──────── Text segment ────────
Solving SQL Server Scalability Problems

You’ve been nursing your SQL Server through day after day of increasing load. Stored procedures are taking longer and longer to run. There are timeouts on the client side. Both customers and management are getting upset. As you’re bemoaning the terrible code that the developers wrote, it hits you: you don’t have a code problem, you have a scalability problem.

A slight scale problem
A slight scale problem

The Types of SQL Server Scalability Problems

Hardware

It seems obvious to an outsider, but hardware has to be replaced on a regular basis. Between replacements, hardware is like code: it requires attention and maintenance to keep it running smoothly. As a DBA, it’s your job to pay as much attention to the database hardware as you do to the wait stats, slow queries, and missing indexes.

This doesn’t mean you can throw a monitoring package in place and walk away. Understanding how SQL Server and the underlying hardware respond under your application’s workload is important. Once you have a baseline on SQL Server and the hardware, you can easily tell if a problem is bad code or you need to call up your friendly hardware salesperson.

Design

Database design is probably not your bailiwick; you might even say you’re not a database architect, you’re a database administrator. That may be, but you’ve also got the keys to the kingdom of database performance.

Through the DMVs you can tell which indexes have lock escalation problems, which files have slow reads, and even narrow these problems down to specific queries and times of day. Even if you can’t tell Boyce-Codd Normal Form from Backus-Naur Form, you have tools to help you identify problems at a physical level.

You probably want an example – if you add several new queries to the application and suddenly there are a lot more lock escalation attempts on a table, you can safely conclude that at least one of those queries would benefit from a new index.
──────── Data entries ────────
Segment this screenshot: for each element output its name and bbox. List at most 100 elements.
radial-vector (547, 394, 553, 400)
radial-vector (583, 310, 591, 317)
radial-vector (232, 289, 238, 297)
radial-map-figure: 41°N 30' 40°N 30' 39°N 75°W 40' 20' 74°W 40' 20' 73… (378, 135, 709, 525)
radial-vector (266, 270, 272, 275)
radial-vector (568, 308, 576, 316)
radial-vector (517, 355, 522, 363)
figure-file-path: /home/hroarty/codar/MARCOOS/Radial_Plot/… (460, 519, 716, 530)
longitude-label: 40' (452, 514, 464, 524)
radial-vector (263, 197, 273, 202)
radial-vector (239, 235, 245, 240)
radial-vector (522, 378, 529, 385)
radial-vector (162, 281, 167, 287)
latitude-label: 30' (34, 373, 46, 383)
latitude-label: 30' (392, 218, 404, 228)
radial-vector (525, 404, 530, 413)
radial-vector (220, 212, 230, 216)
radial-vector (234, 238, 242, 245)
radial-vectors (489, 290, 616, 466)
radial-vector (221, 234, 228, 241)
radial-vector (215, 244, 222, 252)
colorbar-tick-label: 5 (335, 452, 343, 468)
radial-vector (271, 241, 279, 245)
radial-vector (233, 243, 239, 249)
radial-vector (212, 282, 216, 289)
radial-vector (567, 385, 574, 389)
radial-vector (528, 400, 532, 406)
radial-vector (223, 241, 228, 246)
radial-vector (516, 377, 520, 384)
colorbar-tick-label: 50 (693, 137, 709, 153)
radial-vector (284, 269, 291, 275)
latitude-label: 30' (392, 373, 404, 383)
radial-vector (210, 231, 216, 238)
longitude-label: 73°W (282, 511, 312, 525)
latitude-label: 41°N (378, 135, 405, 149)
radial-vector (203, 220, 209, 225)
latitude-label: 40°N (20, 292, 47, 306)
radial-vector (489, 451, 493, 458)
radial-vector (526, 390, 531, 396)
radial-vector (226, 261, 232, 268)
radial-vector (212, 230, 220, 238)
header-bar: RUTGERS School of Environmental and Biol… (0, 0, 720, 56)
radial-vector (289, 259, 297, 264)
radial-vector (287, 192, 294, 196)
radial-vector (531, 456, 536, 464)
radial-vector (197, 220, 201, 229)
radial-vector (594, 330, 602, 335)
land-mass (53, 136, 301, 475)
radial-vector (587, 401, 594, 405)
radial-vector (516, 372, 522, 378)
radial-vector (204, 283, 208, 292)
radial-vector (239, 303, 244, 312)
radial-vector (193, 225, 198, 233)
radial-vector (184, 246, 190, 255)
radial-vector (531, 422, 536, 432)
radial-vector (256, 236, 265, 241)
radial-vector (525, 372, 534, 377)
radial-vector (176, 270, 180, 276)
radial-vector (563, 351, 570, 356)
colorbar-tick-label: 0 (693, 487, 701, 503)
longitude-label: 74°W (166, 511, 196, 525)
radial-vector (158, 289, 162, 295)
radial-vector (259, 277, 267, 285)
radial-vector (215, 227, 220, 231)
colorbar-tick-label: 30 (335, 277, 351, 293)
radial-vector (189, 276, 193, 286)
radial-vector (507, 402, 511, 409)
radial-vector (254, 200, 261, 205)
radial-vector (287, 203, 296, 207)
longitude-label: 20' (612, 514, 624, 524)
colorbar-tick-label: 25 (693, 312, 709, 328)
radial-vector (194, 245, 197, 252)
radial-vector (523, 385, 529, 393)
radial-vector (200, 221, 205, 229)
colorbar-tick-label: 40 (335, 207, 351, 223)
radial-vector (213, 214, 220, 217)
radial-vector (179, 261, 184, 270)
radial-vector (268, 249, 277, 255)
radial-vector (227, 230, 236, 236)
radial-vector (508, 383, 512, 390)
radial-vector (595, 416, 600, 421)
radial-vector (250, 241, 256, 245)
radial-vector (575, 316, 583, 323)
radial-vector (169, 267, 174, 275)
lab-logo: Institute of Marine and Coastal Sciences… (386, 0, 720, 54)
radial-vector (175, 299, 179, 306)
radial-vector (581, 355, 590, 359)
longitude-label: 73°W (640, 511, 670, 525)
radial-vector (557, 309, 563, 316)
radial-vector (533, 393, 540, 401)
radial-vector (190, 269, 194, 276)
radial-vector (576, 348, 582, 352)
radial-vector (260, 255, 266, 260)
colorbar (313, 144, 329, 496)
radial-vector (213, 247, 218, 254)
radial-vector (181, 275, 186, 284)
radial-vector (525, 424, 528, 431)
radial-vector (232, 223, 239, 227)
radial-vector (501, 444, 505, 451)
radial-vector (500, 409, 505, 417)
────────
[Required tasks]
• 1. From the SQL Server scalability text, quote the part that opens with the words containing "It seems obvious" and closes with "and missing indexes.".
• 2. Answer these questions using the SQL Server scalability text:
(a) How often does it say hardware has to be replaced?
(b) Through what does it say you can tell which indexes have lock escalation problems?
(c) In its example, what can be concluded when adding several new queries leads to many more lock escalation attempts on a table?

[Written answers]
• 1.
It seems obvious to an outsider, but hardware has to be replaced on a regular basis. Between replacements, hardware is like code: it requires attention and maintenance to keep it running smoothly. As a DBA, it’s your job to pay as much attention to the database hardware as you do to the wait stats, slow queries, and missing indexes.

• 2.
(a) On a regular basis.
(b) Through the DMVs.
(c) At least one of those queries would benefit from a new index.